◆ PROBLEM 1: In the UTF-8 thread, does each statement below agree with the text? Give yes or no for each, with the deciding words quoted. (a) The asker wants a way that depends on a third-party library. (b) A comment says C++ has standard facilities for dealing with UTF-8 encoding. (c) The answer says the number of octets involved is defined by the RFC.
◆ PROBLEM 2: Copy the passage of the UTF-8 thread between "Searching for a" and "a code snippet.", inclusive, word for word.

━━━ SOURCE

11

Searching for a platform- and 3rd-party-library- independent way of iterating UTF-8 string or splitting it into array of UTF-8 symbols.

Please post a code snippet.

Solved: C++ iterate or split UTF-8 string into array of symbols?

2
  • C++ doesn't have any standard facilities for dealing with UTF-8 encoding. So, it's either use a separate library, or write your own. Writing your own is possible but there are zillions of details. May 17 '10 at 21:31
  • Yes, that is the reason I'm asking the question. May 17 '10 at 21:39
30

If I understand correctly, it sounds like you want to find the start of each UTF-8 character. If so, then it would be fairly straightforward to parse them (interpreting them is a different matter). But the definition of how many octets are involved is well-defined by the RFC:

Char. number range  |        UTF-8 octet sequence
   (hexadecimal)    |              (binary)

━━━━━━
━━━ RAW DATA

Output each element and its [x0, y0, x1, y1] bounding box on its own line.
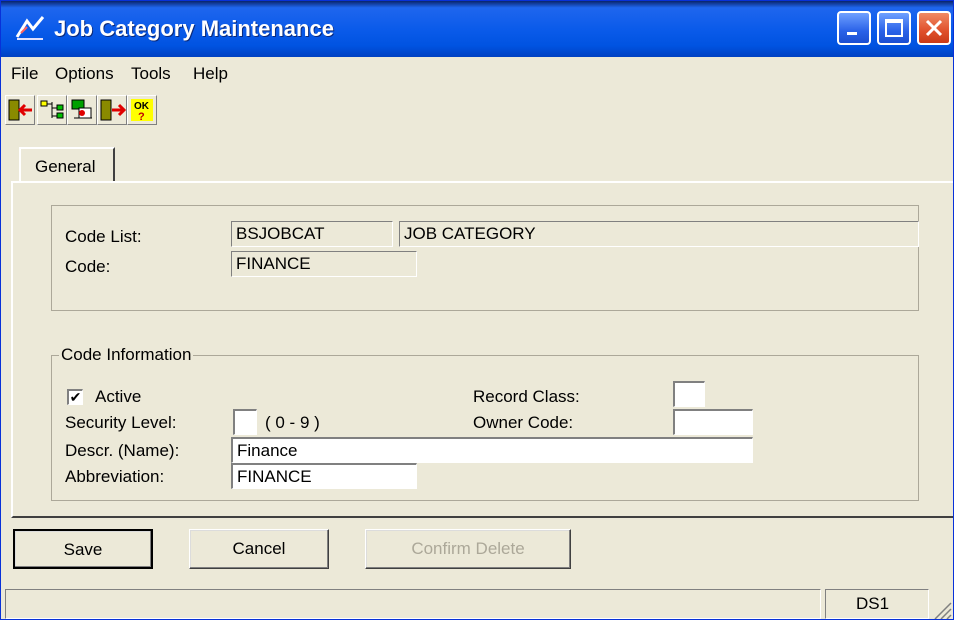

━━━━━━

◆ OUTPUT 1:
(a) No: "Searching for a platform- and 3rd-party-library- independent way of iterating UTF-8 string"
(b) No: "C++ doesn't have any standard facilities for dealing with UTF-8 encoding."
(c) Yes: "the definition of how many octets are involved is well-defined by the RFC"

◆ OUTPUT 2:
Searching for a platform- and 3rd-party-library- independent way of iterating UTF-8 string or splitting it into array of UTF-8 symbols.

Please post a code snippet.